STATED EXERCISE:
Copy out, exactly as given, every line from the line with "What data populates" to the end of the listing, both of those lines included.

::: GIVEN RECORDS :::

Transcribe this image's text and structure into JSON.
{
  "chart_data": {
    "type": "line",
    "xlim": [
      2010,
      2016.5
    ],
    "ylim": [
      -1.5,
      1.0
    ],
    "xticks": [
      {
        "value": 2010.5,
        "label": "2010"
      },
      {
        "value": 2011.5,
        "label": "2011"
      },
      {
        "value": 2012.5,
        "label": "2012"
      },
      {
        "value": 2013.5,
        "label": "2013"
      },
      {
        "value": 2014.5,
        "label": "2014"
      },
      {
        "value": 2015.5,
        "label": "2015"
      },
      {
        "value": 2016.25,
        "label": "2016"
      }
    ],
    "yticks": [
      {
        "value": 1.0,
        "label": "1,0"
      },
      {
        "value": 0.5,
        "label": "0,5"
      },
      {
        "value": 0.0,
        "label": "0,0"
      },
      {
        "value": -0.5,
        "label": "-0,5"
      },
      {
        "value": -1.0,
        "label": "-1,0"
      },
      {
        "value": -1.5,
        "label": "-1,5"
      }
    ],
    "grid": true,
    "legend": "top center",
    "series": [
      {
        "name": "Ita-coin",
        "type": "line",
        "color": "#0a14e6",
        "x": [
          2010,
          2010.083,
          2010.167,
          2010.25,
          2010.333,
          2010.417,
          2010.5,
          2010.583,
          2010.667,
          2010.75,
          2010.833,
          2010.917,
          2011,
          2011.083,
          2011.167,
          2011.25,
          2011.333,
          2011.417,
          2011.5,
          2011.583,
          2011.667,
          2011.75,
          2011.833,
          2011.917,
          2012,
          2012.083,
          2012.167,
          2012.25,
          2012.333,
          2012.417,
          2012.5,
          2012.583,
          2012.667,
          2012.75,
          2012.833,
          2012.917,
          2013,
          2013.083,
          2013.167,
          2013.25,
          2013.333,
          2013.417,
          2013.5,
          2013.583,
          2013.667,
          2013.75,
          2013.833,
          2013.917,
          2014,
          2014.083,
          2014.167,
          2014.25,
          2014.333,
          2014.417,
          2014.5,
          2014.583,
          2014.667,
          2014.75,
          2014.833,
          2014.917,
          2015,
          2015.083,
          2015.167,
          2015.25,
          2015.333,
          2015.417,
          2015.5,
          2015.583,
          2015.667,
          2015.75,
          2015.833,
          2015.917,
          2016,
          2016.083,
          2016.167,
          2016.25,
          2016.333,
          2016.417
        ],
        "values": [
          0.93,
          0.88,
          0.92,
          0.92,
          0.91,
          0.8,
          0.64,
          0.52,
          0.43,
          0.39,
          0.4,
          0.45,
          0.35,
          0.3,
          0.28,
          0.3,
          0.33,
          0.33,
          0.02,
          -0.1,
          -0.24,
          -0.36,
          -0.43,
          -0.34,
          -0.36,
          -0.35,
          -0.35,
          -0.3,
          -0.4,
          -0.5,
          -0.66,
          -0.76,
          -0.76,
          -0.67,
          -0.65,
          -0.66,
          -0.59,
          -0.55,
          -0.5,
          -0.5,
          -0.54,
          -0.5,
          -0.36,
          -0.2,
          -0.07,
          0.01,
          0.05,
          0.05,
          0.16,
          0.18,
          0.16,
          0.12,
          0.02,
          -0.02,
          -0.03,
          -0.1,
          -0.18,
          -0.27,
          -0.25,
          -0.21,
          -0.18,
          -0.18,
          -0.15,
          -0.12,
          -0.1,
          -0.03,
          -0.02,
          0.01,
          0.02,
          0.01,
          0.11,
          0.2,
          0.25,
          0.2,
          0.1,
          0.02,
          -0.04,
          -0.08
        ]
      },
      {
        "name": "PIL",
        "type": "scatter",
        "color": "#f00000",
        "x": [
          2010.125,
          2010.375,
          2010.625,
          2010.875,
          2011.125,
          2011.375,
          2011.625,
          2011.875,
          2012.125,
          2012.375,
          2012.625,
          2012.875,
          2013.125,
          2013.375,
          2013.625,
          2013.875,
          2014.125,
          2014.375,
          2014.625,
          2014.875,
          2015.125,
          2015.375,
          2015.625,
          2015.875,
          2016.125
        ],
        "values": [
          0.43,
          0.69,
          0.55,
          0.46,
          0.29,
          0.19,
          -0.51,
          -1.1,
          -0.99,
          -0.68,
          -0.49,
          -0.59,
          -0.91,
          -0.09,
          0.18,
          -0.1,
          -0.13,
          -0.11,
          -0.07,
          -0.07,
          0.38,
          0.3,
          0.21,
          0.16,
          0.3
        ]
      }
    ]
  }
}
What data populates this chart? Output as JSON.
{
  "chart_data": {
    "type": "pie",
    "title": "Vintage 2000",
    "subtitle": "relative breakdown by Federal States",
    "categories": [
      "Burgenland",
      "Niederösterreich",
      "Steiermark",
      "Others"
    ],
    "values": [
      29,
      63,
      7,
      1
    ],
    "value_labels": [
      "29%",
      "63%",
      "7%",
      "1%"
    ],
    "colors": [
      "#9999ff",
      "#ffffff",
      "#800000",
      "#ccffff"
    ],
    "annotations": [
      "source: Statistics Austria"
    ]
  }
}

:::

SOLVED PROBLEM:
What data populates this chart? Output as JSON.
{
  "chart_data": {
    "type": "pie",
    "title": "Vintage 2000",
    "subtitle": "relative breakdown by Federal States",
    "categories": [
      "Burgenland",
      "Niederösterreich",
      "Steiermark",
      "Others"
    ],
    "values": [
      29,
      63,
      7,
      1
    ],
    "value_labels": [
      "29%",
      "63%",
      "7%",
      "1%"
    ],
    "colors": [
      "#9999ff",
      "#ffffff",
      "#800000",
      "#ccffff"
    ],
    "annotations": [
      "source: Statistics Austria"
    ]
  }
}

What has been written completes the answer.